- [STATED EXERCISE]
Every line below that includes "date" counts toward the total. Report that total alone.

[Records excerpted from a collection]
>> BEGIN

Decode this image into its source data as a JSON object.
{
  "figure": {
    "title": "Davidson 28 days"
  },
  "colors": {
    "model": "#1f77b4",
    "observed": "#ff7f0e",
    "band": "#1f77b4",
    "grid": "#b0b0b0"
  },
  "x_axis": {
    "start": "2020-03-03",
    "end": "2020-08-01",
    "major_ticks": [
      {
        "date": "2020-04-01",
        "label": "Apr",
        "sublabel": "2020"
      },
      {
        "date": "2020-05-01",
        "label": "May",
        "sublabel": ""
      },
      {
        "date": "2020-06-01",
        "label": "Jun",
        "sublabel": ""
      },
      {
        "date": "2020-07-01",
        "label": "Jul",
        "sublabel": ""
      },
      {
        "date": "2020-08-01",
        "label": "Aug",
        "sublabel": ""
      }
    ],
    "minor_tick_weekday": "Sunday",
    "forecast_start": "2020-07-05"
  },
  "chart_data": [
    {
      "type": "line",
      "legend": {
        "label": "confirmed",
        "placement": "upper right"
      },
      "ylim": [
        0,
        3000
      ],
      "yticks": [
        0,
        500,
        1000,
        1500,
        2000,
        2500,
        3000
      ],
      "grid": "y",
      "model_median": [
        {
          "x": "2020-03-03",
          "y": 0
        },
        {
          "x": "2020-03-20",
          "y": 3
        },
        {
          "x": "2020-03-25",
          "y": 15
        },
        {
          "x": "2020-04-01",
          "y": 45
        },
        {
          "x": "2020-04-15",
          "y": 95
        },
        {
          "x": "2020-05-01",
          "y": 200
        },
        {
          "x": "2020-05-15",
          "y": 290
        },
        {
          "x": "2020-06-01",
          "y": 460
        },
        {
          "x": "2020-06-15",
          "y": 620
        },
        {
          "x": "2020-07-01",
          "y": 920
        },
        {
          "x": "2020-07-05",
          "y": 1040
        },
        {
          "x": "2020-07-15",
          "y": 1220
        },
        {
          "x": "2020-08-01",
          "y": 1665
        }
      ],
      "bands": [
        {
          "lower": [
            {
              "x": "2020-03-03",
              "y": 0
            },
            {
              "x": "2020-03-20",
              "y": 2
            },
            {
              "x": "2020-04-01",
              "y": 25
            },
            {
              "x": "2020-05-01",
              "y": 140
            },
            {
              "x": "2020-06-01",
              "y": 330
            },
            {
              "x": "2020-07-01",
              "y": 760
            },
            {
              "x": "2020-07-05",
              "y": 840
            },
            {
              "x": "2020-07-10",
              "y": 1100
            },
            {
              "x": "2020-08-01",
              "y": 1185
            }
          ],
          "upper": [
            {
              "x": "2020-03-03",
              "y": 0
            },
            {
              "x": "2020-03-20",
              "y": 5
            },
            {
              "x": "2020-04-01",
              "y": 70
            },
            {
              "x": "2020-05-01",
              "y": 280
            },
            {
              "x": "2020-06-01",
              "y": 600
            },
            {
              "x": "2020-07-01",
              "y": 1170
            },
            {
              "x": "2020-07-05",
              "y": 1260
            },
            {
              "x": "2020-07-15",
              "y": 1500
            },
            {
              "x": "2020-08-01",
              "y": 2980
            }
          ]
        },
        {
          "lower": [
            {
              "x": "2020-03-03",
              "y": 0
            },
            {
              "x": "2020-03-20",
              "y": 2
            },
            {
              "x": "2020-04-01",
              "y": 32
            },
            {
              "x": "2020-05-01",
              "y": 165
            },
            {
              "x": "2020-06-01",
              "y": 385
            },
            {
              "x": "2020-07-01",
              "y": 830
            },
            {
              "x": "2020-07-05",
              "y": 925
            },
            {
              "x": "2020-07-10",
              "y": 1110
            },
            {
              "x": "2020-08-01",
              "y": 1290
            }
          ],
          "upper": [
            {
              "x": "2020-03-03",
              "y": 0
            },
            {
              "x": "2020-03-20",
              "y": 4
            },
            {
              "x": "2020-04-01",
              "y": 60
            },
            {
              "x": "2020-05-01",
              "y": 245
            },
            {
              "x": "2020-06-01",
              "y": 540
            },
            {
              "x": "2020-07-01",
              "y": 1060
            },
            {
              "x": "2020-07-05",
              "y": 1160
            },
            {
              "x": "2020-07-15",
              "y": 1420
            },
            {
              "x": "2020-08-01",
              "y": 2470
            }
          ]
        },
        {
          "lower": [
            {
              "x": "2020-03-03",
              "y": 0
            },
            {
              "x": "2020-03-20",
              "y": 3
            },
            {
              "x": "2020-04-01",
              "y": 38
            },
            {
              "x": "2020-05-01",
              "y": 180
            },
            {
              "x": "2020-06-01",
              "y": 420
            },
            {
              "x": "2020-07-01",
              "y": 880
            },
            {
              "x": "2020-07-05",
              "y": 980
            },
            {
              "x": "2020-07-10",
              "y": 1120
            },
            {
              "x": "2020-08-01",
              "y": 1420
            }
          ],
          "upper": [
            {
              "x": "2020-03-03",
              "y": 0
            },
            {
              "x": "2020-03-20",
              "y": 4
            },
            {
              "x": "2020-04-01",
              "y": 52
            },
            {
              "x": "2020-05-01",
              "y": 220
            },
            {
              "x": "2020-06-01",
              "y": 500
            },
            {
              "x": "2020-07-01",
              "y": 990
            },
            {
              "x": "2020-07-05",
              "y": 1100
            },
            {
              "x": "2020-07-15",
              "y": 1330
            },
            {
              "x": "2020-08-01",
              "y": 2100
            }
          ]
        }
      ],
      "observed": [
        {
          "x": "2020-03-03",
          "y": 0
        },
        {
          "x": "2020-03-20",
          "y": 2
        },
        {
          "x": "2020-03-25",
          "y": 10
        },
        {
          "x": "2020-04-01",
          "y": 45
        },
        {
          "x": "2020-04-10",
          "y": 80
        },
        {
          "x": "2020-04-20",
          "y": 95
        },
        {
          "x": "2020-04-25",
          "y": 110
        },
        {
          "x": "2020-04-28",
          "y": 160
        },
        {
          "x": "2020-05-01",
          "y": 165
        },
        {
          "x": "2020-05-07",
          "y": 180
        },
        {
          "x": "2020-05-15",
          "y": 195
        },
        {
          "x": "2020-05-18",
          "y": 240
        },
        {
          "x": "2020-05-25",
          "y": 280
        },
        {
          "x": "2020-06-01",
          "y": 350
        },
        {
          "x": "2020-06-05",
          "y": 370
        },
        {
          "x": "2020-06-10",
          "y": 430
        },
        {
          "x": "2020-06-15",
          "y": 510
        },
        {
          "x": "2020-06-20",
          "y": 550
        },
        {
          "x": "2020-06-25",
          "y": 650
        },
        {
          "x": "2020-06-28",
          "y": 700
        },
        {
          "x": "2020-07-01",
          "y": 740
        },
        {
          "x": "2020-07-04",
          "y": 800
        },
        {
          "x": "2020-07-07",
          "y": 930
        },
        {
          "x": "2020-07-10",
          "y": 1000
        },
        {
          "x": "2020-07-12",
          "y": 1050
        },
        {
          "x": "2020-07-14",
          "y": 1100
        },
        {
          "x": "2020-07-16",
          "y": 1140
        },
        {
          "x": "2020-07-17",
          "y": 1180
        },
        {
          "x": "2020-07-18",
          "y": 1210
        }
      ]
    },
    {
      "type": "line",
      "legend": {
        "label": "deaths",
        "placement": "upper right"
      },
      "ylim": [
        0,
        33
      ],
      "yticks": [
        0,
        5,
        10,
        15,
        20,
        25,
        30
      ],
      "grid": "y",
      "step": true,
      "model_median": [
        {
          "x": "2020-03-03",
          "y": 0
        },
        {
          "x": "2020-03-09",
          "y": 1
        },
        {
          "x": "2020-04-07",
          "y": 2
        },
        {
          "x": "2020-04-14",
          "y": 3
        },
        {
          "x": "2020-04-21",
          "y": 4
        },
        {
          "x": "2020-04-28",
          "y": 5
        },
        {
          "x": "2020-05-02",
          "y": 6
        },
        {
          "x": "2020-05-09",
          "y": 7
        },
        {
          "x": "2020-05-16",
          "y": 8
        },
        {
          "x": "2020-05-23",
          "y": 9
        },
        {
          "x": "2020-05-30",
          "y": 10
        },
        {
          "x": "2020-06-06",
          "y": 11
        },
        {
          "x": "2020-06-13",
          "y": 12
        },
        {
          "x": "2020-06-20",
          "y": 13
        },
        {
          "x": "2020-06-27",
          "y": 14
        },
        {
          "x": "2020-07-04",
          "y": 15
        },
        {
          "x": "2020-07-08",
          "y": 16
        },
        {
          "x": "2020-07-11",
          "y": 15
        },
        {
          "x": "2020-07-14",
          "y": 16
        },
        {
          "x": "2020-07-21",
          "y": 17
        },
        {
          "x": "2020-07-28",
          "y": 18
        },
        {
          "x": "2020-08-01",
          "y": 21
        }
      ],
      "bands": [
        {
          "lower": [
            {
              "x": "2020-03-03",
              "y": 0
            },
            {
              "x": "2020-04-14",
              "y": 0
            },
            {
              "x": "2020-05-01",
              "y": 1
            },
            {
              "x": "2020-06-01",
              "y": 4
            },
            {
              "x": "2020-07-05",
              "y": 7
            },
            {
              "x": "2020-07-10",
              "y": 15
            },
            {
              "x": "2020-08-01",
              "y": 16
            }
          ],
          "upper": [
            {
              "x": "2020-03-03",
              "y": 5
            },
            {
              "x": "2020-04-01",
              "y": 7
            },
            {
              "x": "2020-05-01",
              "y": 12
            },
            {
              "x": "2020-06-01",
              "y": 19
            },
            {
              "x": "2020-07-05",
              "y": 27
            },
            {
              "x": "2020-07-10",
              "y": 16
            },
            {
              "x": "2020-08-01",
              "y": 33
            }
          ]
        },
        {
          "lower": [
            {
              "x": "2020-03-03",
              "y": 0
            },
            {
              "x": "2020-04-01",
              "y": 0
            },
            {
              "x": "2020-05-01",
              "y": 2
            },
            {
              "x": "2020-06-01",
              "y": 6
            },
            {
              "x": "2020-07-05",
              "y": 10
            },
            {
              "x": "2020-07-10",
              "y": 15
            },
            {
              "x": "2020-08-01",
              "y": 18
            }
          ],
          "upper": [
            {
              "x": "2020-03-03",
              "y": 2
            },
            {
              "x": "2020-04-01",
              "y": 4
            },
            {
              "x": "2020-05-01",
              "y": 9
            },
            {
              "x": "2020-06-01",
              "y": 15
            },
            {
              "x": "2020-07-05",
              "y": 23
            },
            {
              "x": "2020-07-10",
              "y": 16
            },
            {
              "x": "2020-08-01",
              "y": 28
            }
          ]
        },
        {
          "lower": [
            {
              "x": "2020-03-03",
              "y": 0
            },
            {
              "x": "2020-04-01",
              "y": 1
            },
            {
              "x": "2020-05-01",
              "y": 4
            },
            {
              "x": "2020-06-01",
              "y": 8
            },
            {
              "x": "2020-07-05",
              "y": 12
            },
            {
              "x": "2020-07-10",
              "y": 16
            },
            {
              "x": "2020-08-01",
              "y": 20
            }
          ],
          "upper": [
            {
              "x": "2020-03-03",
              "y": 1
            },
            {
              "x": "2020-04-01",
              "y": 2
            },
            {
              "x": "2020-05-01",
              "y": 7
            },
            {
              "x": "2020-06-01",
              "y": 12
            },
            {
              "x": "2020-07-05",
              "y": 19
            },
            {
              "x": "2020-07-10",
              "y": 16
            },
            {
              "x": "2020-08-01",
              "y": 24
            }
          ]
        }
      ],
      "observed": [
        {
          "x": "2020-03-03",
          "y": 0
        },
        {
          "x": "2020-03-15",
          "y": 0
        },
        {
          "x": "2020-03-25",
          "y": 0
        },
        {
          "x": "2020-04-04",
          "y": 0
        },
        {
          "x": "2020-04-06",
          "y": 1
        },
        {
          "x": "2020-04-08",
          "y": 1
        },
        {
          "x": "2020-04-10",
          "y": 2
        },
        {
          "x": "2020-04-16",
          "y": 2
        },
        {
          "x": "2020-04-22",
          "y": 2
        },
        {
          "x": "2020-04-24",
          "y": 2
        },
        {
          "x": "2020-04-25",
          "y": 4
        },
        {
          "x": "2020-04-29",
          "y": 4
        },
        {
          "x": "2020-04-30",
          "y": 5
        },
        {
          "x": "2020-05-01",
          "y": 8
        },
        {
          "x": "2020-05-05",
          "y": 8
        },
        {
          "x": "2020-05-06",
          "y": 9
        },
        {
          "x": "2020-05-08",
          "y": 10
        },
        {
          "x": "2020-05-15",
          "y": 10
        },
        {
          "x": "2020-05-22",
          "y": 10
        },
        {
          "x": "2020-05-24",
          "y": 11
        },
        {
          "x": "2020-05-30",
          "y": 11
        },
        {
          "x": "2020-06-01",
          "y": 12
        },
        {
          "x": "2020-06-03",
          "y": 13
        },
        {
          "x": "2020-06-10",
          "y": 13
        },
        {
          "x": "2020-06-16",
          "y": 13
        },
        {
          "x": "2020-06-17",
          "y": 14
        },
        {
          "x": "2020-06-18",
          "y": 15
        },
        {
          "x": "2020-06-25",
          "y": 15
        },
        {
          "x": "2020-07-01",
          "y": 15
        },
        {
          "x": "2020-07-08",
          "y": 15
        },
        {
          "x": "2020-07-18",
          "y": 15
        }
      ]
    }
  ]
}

>> END

- [WRITTEN REPLY]
5